The exercise — Retype the whole listing verbatim and keep the pictures out of it.

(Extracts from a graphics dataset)
>>>

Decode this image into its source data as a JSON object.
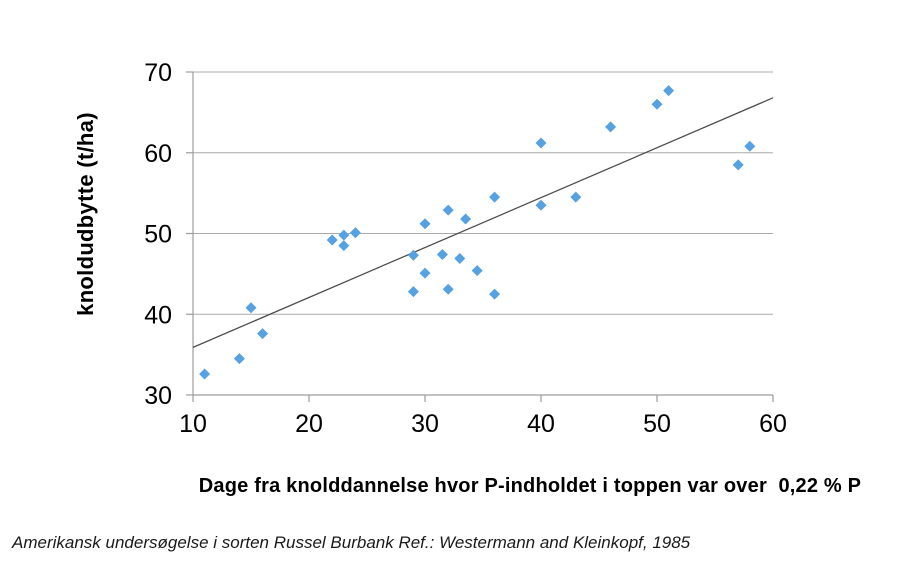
{
  "chart_data": {
    "type": "scatter",
    "title": "",
    "xlabel": "Dage fra knolddannelse hvor P-indholdet i toppen var over  0,22 % P",
    "ylabel": "knoldudbytte (t/ha)",
    "caption": "Amerikansk undersøgelse i sorten Russel Burbank Ref.: Westermann and Kleinkopf, 1985",
    "xlim": [
      10,
      60
    ],
    "ylim": [
      30,
      70
    ],
    "x_ticks": [
      10,
      20,
      30,
      40,
      50,
      60
    ],
    "y_ticks": [
      30,
      40,
      50,
      60,
      70
    ],
    "grid": "horizontal",
    "legend": "none",
    "series": [
      {
        "name": "knoldudbytte (t/ha)",
        "marker": "diamond",
        "marker_size": 11,
        "color": "#55A1E1",
        "points": [
          [
            11,
            32.6
          ],
          [
            14,
            34.5
          ],
          [
            15,
            40.8
          ],
          [
            16,
            37.6
          ],
          [
            22,
            49.2
          ],
          [
            23,
            48.5
          ],
          [
            23,
            49.8
          ],
          [
            24,
            50.1
          ],
          [
            29,
            42.8
          ],
          [
            29,
            47.3
          ],
          [
            30,
            45.1
          ],
          [
            30,
            51.2
          ],
          [
            31.5,
            47.4
          ],
          [
            32,
            43.1
          ],
          [
            32,
            52.9
          ],
          [
            33,
            46.9
          ],
          [
            33.5,
            51.8
          ],
          [
            34.5,
            45.4
          ],
          [
            36,
            42.5
          ],
          [
            36,
            54.5
          ],
          [
            40,
            53.5
          ],
          [
            40,
            61.2
          ],
          [
            43,
            54.5
          ],
          [
            46,
            63.2
          ],
          [
            50,
            66.0
          ],
          [
            51,
            67.7
          ],
          [
            57,
            58.5
          ],
          [
            58,
            60.8
          ]
        ]
      }
    ],
    "trend_line": {
      "x1": 10,
      "y1": 35.9,
      "x2": 60,
      "y2": 66.8
    },
    "colors": {
      "marker": "#55A1E1",
      "gridline": "#ABABAB",
      "axis": "#9C9C9C",
      "trend": "#4D4D4D",
      "tick_label": "#000000"
    }
  }
}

<<<

Response to the exercise —
Decode this image into its source data as a JSON object.
{
  "chart_data": {
    "type": "scatter",
    "title": "",
    "xlabel": "Dage fra knolddannelse hvor P-indholdet i toppen var over  0,22 % P",
    "ylabel": "knoldudbytte (t/ha)",
    "caption": "Amerikansk undersøgelse i sorten Russel Burbank Ref.: Westermann and Kleinkopf, 1985",
    "xlim": [
      10,
      60
    ],
    "ylim": [
      30,
      70
    ],
    "x_ticks": [
      10,
      20,
      30,
      40,
      50,
      60
    ],
    "y_ticks": [
      30,
      40,
      50,
      60,
      70
    ],
    "grid": "horizontal",
    "legend": "none",
    "series": [
      {
        "name": "knoldudbytte (t/ha)",
        "marker": "diamond",
        "marker_size": 11,
        "color": "#55A1E1",
        "points": [
          [
            11,
            32.6
          ],
          [
            14,
            34.5
          ],
          [
            15,
            40.8
          ],
          [
            16,
            37.6
          ],
          [
            22,
            49.2
          ],
          [
            23,
            48.5
          ],
          [
            23,
            49.8
          ],
          [
            24,
            50.1
          ],
          [
            29,
            42.8
          ],
          [
            29,
            47.3
          ],
          [
            30,
            45.1
          ],
          [
            30,
            51.2
          ],
          [
            31.5,
            47.4
          ],
          [
            32,
            43.1
          ],
          [
            32,
            52.9
          ],
          [
            33,
            46.9
          ],
          [
            33.5,
            51.8
          ],
          [
            34.5,
            45.4
          ],
          [
            36,
            42.5
          ],
          [
            36,
            54.5
          ],
          [
            40,
            53.5
          ],
          [
            40,
            61.2
          ],
          [
            43,
            54.5
          ],
          [
            46,
            63.2
          ],
          [
            50,
            66.0
          ],
          [
            51,
            67.7
          ],
          [
            57,
            58.5
          ],
          [
            58,
            60.8
          ]
        ]
      }
    ],
    "trend_line": {
      "x1": 10,
      "y1": 35.9,
      "x2": 60,
      "y2": 66.8
    },
    "colors": {
      "marker": "#55A1E1",
      "gridline": "#ABABAB",
      "axis": "#9C9C9C",
      "trend": "#4D4D4D",
      "tick_label": "#000000"
    }
  }
}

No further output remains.